Repeat every record below exactly as written.

Stored data:
------------------------------------------------

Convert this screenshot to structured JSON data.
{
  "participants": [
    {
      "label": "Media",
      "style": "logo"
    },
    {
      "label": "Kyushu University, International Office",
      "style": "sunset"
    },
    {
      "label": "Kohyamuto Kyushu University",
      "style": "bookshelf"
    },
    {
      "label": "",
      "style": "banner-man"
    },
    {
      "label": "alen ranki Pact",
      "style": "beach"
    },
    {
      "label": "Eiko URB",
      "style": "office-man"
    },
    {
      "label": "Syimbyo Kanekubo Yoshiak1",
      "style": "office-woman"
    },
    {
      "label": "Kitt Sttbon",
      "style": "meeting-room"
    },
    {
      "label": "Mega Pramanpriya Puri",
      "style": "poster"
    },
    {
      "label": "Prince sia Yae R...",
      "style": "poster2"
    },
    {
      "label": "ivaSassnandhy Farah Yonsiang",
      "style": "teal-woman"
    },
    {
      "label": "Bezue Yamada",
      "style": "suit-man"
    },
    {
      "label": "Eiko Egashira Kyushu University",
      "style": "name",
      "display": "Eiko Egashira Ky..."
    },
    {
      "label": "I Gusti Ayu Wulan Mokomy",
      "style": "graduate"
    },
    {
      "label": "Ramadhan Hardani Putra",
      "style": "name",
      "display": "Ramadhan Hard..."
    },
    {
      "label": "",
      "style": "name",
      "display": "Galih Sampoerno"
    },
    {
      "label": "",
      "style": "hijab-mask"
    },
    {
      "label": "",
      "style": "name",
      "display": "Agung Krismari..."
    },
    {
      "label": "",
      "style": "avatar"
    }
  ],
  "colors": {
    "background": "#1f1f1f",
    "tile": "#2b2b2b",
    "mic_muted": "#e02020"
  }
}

------------------------------------------------

**Reply to the task:**
Convert this screenshot to structured JSON data.
{
  "participants": [
    {
      "label": "Media",
      "style": "logo"
    },
    {
      "label": "Kyushu University, International Office",
      "style": "sunset"
    },
    {
      "label": "Kohyamuto Kyushu University",
      "style": "bookshelf"
    },
    {
      "label": "",
      "style": "banner-man"
    },
    {
      "label": "alen ranki Pact",
      "style": "beach"
    },
    {
      "label": "Eiko URB",
      "style": "office-man"
    },
    {
      "label": "Syimbyo Kanekubo Yoshiak1",
      "style": "office-woman"
    },
    {
      "label": "Kitt Sttbon",
      "style": "meeting-room"
    },
    {
      "label": "Mega Pramanpriya Puri",
      "style": "poster"
    },
    {
      "label": "Prince sia Yae R...",
      "style": "poster2"
    },
    {
      "label": "ivaSassnandhy Farah Yonsiang",
      "style": "teal-woman"
    },
    {
      "label": "Bezue Yamada",
      "style": "suit-man"
    },
    {
      "label": "Eiko Egashira Kyushu University",
      "style": "name",
      "display": "Eiko Egashira Ky..."
    },
    {
      "label": "I Gusti Ayu Wulan Mokomy",
      "style": "graduate"
    },
    {
      "label": "Ramadhan Hardani Putra",
      "style": "name",
      "display": "Ramadhan Hard..."
    },
    {
      "label": "",
      "style": "name",
      "display": "Galih Sampoerno"
    },
    {
      "label": "",
      "style": "hijab-mask"
    },
    {
      "label": "",
      "style": "name",
      "display": "Agung Krismari..."
    },
    {
      "label": "",
      "style": "avatar"
    }
  ],
  "colors": {
    "background": "#1f1f1f",
    "tile": "#2b2b2b",
    "mic_muted": "#e02020"
  }
}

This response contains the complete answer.